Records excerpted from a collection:
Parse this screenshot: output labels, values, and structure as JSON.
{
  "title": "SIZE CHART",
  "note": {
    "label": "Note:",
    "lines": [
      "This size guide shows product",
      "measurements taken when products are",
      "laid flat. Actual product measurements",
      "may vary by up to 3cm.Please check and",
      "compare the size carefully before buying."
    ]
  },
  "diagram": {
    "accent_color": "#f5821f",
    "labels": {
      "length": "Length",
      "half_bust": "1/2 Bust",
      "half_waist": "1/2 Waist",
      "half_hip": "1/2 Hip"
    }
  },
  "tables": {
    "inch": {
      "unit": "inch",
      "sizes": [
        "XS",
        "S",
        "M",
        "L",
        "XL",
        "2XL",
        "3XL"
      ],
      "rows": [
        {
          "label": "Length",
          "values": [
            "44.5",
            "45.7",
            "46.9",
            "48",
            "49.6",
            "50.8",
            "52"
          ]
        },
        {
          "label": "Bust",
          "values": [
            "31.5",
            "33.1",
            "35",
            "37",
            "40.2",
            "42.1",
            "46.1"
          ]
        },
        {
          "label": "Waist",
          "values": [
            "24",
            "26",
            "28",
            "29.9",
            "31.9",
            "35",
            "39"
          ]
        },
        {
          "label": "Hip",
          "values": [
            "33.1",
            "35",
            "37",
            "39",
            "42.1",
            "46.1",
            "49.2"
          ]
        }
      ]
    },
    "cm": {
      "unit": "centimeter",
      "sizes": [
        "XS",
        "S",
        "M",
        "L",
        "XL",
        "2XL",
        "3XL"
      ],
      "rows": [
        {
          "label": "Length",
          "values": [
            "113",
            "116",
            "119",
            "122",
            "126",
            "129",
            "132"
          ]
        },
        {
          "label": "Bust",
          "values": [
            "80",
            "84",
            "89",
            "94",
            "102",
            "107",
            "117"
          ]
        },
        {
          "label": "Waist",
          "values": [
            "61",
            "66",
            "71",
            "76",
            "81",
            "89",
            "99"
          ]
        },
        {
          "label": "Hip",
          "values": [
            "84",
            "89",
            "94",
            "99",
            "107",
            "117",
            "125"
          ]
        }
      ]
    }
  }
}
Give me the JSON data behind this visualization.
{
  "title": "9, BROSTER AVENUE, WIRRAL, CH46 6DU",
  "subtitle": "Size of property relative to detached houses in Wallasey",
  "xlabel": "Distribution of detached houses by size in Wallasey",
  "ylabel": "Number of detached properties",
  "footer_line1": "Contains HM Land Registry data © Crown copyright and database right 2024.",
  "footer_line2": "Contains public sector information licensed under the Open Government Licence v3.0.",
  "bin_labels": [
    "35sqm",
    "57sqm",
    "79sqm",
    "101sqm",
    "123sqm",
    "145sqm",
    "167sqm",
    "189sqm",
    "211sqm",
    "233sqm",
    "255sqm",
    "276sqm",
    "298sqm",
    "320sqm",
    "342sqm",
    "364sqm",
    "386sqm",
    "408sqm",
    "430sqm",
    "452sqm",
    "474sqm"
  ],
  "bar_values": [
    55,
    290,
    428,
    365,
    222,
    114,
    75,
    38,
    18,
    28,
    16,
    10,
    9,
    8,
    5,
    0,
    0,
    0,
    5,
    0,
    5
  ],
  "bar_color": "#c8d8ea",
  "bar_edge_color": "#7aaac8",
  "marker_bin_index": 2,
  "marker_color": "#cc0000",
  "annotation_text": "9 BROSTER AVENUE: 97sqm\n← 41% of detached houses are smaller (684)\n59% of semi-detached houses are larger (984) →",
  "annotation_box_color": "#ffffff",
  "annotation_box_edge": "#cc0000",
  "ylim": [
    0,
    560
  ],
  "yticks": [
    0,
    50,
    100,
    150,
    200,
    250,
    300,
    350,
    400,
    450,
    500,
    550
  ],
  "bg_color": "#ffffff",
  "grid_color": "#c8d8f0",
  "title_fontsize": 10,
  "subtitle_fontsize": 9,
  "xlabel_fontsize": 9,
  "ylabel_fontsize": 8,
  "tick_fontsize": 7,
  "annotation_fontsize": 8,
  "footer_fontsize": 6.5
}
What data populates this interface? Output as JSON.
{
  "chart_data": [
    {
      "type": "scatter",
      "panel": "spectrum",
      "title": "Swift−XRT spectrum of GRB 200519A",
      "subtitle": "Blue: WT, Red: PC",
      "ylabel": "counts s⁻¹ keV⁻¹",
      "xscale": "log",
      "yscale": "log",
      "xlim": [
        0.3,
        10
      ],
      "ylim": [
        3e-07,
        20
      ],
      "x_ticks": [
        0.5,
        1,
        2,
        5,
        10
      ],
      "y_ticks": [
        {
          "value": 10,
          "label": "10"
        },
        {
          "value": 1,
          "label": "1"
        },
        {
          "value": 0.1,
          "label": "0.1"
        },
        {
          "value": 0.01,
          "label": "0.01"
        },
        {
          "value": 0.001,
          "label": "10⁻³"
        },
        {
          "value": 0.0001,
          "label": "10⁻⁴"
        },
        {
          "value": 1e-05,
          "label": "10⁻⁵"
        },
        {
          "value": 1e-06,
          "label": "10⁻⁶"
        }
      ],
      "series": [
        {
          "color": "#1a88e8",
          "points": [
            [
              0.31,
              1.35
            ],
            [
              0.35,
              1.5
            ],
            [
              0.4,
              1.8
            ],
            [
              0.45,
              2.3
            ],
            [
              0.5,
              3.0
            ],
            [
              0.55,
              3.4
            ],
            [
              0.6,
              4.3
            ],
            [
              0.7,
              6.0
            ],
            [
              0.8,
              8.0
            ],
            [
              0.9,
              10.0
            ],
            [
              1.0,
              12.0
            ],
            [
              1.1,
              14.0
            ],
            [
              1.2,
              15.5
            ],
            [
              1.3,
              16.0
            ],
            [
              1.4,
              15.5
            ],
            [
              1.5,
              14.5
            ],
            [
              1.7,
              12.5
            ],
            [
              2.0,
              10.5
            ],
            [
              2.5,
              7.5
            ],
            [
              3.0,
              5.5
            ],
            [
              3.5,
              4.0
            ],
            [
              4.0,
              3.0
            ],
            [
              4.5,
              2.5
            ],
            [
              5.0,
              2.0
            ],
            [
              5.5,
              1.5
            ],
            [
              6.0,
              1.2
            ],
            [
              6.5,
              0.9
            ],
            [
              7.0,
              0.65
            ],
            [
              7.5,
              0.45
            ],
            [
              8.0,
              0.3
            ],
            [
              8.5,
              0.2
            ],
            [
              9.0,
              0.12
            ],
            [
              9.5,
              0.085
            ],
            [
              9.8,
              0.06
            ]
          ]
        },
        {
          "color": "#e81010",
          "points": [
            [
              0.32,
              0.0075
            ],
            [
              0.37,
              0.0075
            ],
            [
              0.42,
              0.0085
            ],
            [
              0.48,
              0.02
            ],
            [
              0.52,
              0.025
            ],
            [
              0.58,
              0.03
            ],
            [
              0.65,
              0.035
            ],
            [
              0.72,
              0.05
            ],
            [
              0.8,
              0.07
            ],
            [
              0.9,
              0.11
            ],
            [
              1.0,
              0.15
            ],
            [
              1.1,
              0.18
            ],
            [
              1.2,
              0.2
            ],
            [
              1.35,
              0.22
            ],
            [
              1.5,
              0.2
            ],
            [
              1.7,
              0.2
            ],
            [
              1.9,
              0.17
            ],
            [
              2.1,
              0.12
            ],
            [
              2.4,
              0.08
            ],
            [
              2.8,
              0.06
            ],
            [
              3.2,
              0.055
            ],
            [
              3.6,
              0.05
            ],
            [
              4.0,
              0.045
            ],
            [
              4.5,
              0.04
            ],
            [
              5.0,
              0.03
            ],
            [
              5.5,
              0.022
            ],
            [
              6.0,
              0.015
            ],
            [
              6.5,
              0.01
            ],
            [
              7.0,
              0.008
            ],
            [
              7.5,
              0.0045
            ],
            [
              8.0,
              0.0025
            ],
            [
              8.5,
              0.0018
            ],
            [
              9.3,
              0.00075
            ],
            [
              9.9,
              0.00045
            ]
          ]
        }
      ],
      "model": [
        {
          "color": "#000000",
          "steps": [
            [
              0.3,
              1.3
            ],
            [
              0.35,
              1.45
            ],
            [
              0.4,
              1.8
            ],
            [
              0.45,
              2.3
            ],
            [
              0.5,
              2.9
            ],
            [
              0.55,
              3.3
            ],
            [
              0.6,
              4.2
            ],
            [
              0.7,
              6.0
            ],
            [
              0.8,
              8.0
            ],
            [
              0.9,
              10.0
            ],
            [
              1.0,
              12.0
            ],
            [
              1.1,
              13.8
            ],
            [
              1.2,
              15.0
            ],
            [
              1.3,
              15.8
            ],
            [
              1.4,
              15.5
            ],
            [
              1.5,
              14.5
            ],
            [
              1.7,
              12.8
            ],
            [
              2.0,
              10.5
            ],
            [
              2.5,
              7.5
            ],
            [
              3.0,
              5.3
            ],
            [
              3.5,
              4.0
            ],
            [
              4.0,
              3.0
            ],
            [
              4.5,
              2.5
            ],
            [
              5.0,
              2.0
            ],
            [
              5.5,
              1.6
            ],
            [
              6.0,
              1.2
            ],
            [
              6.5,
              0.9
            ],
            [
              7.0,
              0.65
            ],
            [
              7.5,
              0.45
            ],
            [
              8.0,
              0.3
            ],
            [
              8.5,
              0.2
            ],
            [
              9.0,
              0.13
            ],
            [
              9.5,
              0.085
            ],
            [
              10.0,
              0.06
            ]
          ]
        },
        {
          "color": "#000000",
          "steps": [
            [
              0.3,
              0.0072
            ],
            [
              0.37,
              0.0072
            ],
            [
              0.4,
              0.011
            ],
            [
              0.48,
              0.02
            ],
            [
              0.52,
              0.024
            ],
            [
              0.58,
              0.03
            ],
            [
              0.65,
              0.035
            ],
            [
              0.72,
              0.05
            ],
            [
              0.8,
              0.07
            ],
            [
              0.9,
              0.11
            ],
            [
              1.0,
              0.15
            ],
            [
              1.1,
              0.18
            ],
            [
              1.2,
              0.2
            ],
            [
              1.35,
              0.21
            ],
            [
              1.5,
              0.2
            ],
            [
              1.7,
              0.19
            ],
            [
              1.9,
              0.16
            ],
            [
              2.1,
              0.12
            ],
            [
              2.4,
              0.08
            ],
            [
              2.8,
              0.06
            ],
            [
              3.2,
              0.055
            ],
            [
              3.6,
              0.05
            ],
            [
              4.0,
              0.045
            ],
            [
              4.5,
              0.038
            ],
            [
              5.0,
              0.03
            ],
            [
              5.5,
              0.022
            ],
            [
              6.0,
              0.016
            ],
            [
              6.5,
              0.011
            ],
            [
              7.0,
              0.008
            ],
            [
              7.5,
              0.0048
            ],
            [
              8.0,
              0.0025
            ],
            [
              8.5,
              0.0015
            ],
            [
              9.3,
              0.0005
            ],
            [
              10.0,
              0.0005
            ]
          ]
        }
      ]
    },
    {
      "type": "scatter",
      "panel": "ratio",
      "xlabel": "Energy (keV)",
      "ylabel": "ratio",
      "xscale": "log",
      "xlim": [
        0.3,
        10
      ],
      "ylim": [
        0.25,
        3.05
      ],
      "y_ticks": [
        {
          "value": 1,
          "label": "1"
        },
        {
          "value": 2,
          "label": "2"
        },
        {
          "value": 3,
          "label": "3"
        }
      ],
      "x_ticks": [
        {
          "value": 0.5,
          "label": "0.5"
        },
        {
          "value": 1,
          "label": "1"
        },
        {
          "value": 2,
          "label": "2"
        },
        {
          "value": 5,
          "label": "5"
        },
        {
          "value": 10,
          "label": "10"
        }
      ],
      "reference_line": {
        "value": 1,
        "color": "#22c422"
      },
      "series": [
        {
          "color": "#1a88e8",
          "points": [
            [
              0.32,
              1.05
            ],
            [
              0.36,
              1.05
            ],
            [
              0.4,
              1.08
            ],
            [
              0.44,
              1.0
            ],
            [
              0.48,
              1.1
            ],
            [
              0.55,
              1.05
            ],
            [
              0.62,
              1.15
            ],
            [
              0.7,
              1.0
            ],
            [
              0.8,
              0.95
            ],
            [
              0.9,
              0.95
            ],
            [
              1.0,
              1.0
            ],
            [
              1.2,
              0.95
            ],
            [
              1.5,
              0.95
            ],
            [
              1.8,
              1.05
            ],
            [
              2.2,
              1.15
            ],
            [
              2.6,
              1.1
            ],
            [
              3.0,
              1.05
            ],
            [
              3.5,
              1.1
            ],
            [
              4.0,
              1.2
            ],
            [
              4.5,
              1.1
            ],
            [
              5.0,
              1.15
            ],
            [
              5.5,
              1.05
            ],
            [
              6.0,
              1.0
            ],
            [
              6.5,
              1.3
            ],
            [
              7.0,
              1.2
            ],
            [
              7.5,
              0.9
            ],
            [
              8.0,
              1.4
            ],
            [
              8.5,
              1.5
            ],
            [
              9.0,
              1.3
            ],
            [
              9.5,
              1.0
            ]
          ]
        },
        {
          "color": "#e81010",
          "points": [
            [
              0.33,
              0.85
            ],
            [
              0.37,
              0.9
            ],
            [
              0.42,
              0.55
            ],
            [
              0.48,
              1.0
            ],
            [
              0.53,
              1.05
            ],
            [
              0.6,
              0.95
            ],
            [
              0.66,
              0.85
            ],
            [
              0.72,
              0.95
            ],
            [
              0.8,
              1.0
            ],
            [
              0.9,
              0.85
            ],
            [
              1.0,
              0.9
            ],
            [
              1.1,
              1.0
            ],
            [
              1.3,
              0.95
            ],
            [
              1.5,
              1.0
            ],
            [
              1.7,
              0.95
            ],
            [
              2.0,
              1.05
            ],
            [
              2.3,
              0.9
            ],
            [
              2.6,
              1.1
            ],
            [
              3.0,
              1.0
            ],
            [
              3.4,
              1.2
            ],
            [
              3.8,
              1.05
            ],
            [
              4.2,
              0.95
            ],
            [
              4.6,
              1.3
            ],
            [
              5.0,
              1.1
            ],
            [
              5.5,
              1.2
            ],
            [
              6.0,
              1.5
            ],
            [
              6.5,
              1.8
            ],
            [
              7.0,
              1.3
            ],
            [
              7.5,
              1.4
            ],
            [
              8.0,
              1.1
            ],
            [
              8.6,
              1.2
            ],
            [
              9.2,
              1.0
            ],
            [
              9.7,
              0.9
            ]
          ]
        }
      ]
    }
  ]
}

Directions for this task -> Copy out every line with the word "ffffff".

The reply ->
  "annotation_box_color": "#ffffff",
  "bg_color": "#ffffff",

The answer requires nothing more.